(Entries taken from a collection)
↓

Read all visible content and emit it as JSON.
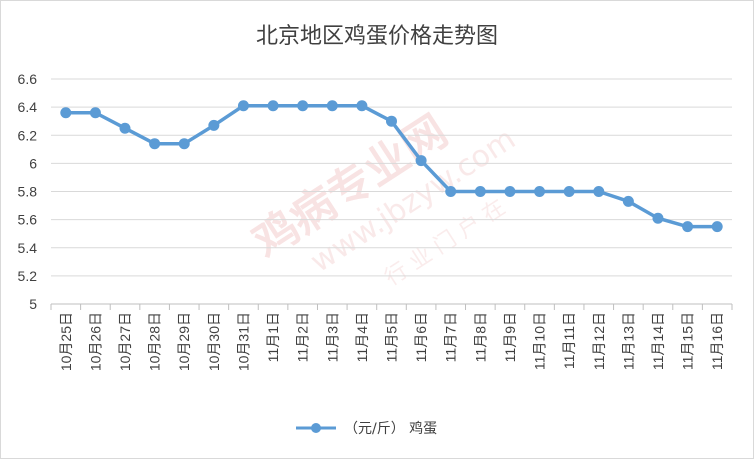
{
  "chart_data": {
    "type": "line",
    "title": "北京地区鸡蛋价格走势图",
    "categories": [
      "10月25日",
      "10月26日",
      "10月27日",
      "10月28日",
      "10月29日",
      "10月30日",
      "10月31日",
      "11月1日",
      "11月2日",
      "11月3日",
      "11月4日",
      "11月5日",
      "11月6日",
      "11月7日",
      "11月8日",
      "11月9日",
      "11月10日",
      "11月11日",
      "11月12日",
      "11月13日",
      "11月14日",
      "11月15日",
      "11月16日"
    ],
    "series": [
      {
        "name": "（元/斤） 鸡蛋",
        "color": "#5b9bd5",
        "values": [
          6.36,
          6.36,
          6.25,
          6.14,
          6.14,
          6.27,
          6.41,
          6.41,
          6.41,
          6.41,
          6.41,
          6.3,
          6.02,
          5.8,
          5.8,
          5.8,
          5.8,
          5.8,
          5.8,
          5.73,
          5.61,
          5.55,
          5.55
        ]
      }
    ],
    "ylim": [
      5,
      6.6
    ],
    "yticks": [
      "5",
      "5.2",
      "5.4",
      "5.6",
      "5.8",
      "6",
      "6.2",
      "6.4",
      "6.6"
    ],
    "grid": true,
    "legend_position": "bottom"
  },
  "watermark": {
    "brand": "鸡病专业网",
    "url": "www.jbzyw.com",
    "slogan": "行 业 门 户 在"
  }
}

↑

§ **Stated problem**
Omit every picture, then reproduce the rest of the listing exactly.

§ **Full output**
Read all visible content and emit it as JSON.
{
  "chart_data": {
    "type": "line",
    "title": "北京地区鸡蛋价格走势图",
    "categories": [
      "10月25日",
      "10月26日",
      "10月27日",
      "10月28日",
      "10月29日",
      "10月30日",
      "10月31日",
      "11月1日",
      "11月2日",
      "11月3日",
      "11月4日",
      "11月5日",
      "11月6日",
      "11月7日",
      "11月8日",
      "11月9日",
      "11月10日",
      "11月11日",
      "11月12日",
      "11月13日",
      "11月14日",
      "11月15日",
      "11月16日"
    ],
    "series": [
      {
        "name": "（元/斤） 鸡蛋",
        "color": "#5b9bd5",
        "values": [
          6.36,
          6.36,
          6.25,
          6.14,
          6.14,
          6.27,
          6.41,
          6.41,
          6.41,
          6.41,
          6.41,
          6.3,
          6.02,
          5.8,
          5.8,
          5.8,
          5.8,
          5.8,
          5.8,
          5.73,
          5.61,
          5.55,
          5.55
        ]
      }
    ],
    "ylim": [
      5,
      6.6
    ],
    "yticks": [
      "5",
      "5.2",
      "5.4",
      "5.6",
      "5.8",
      "6",
      "6.2",
      "6.4",
      "6.6"
    ],
    "grid": true,
    "legend_position": "bottom"
  },
  "watermark": {
    "brand": "鸡病专业网",
    "url": "www.jbzyw.com",
    "slogan": "行 业 门 户 在"
  }
}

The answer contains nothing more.